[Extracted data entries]
++++++

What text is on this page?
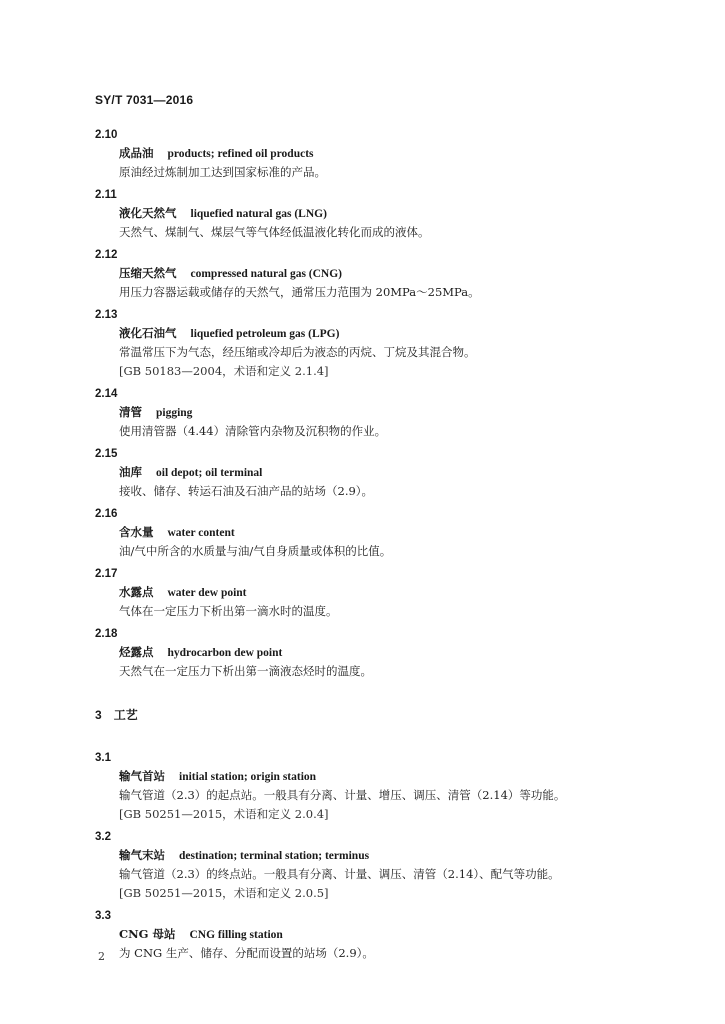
SY/T 7031—2016
2.10
成品油 products; refined oil products
原油经过炼制加工达到国家标准的产品。
2.11
液化天然气 liquefied natural gas (LNG)
天然气、煤制气、煤层气等气体经低温液化转化而成的液体。
2.12
压缩天然气 compressed natural gas (CNG)
用压力容器运载或储存的天然气，通常压力范围为 20MPa～25MPa。
2.13
液化石油气 liquefied petroleum gas (LPG)
常温常压下为气态，经压缩或冷却后为液态的丙烷、丁烷及其混合物。
[GB 50183—2004，术语和定义 2.1.4]
2.14
清管 pigging
使用清管器（4.44）清除管内杂物及沉积物的作业。
2.15
油库 oil depot; oil terminal
接收、储存、转运石油及石油产品的站场（2.9）。
2.16
含水量 water content
油/气中所含的水质量与油/气自身质量或体积的比值。
2.17
水露点 water dew point
气体在一定压力下析出第一滴水时的温度。
2.18
烃露点 hydrocarbon dew point
天然气在一定压力下析出第一滴液态烃时的温度。
3 工艺
3.1
输气首站 initial station; origin station
输气管道（2.3）的起点站。一般具有分离、计量、增压、调压、清管（2.14）等功能。
[GB 50251—2015，术语和定义 2.0.4]
3.2
输气末站 destination; terminal station; terminus
输气管道（2.3）的终点站。一般具有分离、计量、调压、清管（2.14）、配气等功能。
[GB 50251—2015，术语和定义 2.0.5]
3.3
CNG 母站 CNG filling station
为 CNG 生产、储存、分配而设置的站场（2.9）。
2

++++++

Reproduce all the entries that precede this task, word for word, minus any pictures.

In response:
What text is on this page?
SY/T 7031—2016
2.10
成品油 products; refined oil products
原油经过炼制加工达到国家标准的产品。
2.11
液化天然气 liquefied natural gas (LNG)
天然气、煤制气、煤层气等气体经低温液化转化而成的液体。
2.12
压缩天然气 compressed natural gas (CNG)
用压力容器运载或储存的天然气，通常压力范围为 20MPa～25MPa。
2.13
液化石油气 liquefied petroleum gas (LPG)
常温常压下为气态，经压缩或冷却后为液态的丙烷、丁烷及其混合物。
[GB 50183—2004，术语和定义 2.1.4]
2.14
清管 pigging
使用清管器（4.44）清除管内杂物及沉积物的作业。
2.15
油库 oil depot; oil terminal
接收、储存、转运石油及石油产品的站场（2.9）。
2.16
含水量 water content
油/气中所含的水质量与油/气自身质量或体积的比值。
2.17
水露点 water dew point
气体在一定压力下析出第一滴水时的温度。
2.18
烃露点 hydrocarbon dew point
天然气在一定压力下析出第一滴液态烃时的温度。
3 工艺
3.1
输气首站 initial station; origin station
输气管道（2.3）的起点站。一般具有分离、计量、增压、调压、清管（2.14）等功能。
[GB 50251—2015，术语和定义 2.0.4]
3.2
输气末站 destination; terminal station; terminus
输气管道（2.3）的终点站。一般具有分离、计量、调压、清管（2.14）、配气等功能。
[GB 50251—2015，术语和定义 2.0.5]
3.3
CNG 母站 CNG filling station
为 CNG 生产、储存、分配而设置的站场（2.9）。
2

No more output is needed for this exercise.